◆ Extracted information:
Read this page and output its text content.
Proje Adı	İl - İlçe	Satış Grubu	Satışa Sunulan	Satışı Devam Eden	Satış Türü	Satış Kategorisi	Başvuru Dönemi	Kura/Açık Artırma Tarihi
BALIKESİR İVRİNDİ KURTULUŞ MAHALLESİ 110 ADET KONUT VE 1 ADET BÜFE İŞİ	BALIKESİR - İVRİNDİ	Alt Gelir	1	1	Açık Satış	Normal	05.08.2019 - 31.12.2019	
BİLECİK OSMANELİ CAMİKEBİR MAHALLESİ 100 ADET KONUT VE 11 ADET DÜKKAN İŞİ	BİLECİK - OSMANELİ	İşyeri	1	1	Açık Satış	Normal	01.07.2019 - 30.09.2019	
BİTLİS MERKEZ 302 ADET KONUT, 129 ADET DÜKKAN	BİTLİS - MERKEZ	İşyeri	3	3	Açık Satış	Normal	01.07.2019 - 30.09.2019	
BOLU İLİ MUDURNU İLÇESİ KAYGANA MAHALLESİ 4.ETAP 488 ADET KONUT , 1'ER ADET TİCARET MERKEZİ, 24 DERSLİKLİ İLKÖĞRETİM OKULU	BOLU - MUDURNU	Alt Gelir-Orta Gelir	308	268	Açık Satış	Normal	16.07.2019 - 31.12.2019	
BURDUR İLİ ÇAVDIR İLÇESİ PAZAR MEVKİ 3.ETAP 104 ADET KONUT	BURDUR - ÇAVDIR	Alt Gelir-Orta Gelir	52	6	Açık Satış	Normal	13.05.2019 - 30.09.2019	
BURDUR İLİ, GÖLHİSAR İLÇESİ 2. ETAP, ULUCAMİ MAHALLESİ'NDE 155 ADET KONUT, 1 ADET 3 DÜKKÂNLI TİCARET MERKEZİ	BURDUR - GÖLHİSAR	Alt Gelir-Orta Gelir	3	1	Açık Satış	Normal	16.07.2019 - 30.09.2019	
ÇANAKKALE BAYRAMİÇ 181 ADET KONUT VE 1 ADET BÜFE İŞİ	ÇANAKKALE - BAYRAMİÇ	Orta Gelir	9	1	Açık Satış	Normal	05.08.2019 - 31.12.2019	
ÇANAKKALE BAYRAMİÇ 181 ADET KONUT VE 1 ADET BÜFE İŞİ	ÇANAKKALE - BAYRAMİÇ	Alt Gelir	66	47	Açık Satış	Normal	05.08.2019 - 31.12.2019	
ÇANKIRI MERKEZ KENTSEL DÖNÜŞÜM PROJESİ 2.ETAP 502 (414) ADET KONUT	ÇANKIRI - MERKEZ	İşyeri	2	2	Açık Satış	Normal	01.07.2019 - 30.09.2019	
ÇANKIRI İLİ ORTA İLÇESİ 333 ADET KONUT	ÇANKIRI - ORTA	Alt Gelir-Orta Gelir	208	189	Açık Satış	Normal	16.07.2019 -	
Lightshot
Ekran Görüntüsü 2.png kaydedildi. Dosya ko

◆ Set problem: Every entry above needs to be quoted exactly.

◆ Result of the exercise:
Read this page and output its text content.
Proje Adı	İl - İlçe	Satış Grubu	Satışa Sunulan	Satışı Devam Eden	Satış Türü	Satış Kategorisi	Başvuru Dönemi	Kura/Açık Artırma Tarihi
BALIKESİR İVRİNDİ KURTULUŞ MAHALLESİ 110 ADET KONUT VE 1 ADET BÜFE İŞİ	BALIKESİR - İVRİNDİ	Alt Gelir	1	1	Açık Satış	Normal	05.08.2019 - 31.12.2019	
BİLECİK OSMANELİ CAMİKEBİR MAHALLESİ 100 ADET KONUT VE 11 ADET DÜKKAN İŞİ	BİLECİK - OSMANELİ	İşyeri	1	1	Açık Satış	Normal	01.07.2019 - 30.09.2019	
BİTLİS MERKEZ 302 ADET KONUT, 129 ADET DÜKKAN	BİTLİS - MERKEZ	İşyeri	3	3	Açık Satış	Normal	01.07.2019 - 30.09.2019	
BOLU İLİ MUDURNU İLÇESİ KAYGANA MAHALLESİ 4.ETAP 488 ADET KONUT , 1'ER ADET TİCARET MERKEZİ, 24 DERSLİKLİ İLKÖĞRETİM OKULU	BOLU - MUDURNU	Alt Gelir-Orta Gelir	308	268	Açık Satış	Normal	16.07.2019 - 31.12.2019	
BURDUR İLİ ÇAVDIR İLÇESİ PAZAR MEVKİ 3.ETAP 104 ADET KONUT	BURDUR - ÇAVDIR	Alt Gelir-Orta Gelir	52	6	Açık Satış	Normal	13.05.2019 - 30.09.2019	
BURDUR İLİ, GÖLHİSAR İLÇESİ 2. ETAP, ULUCAMİ MAHALLESİ'NDE 155 ADET KONUT, 1 ADET 3 DÜKKÂNLI TİCARET MERKEZİ	BURDUR - GÖLHİSAR	Alt Gelir-Orta Gelir	3	1	Açık Satış	Normal	16.07.2019 - 30.09.2019	
ÇANAKKALE BAYRAMİÇ 181 ADET KONUT VE 1 ADET BÜFE İŞİ	ÇANAKKALE - BAYRAMİÇ	Orta Gelir	9	1	Açık Satış	Normal	05.08.2019 - 31.12.2019	
ÇANAKKALE BAYRAMİÇ 181 ADET KONUT VE 1 ADET BÜFE İŞİ	ÇANAKKALE - BAYRAMİÇ	Alt Gelir	66	47	Açık Satış	Normal	05.08.2019 - 31.12.2019	
ÇANKIRI MERKEZ KENTSEL DÖNÜŞÜM PROJESİ 2.ETAP 502 (414) ADET KONUT	ÇANKIRI - MERKEZ	İşyeri	2	2	Açık Satış	Normal	01.07.2019 - 30.09.2019	
ÇANKIRI İLİ ORTA İLÇESİ 333 ADET KONUT	ÇANKIRI - ORTA	Alt Gelir-Orta Gelir	208	189	Açık Satış	Normal	16.07.2019 -	
Lightshot
Ekran Görüntüsü 2.png kaydedildi. Dosya ko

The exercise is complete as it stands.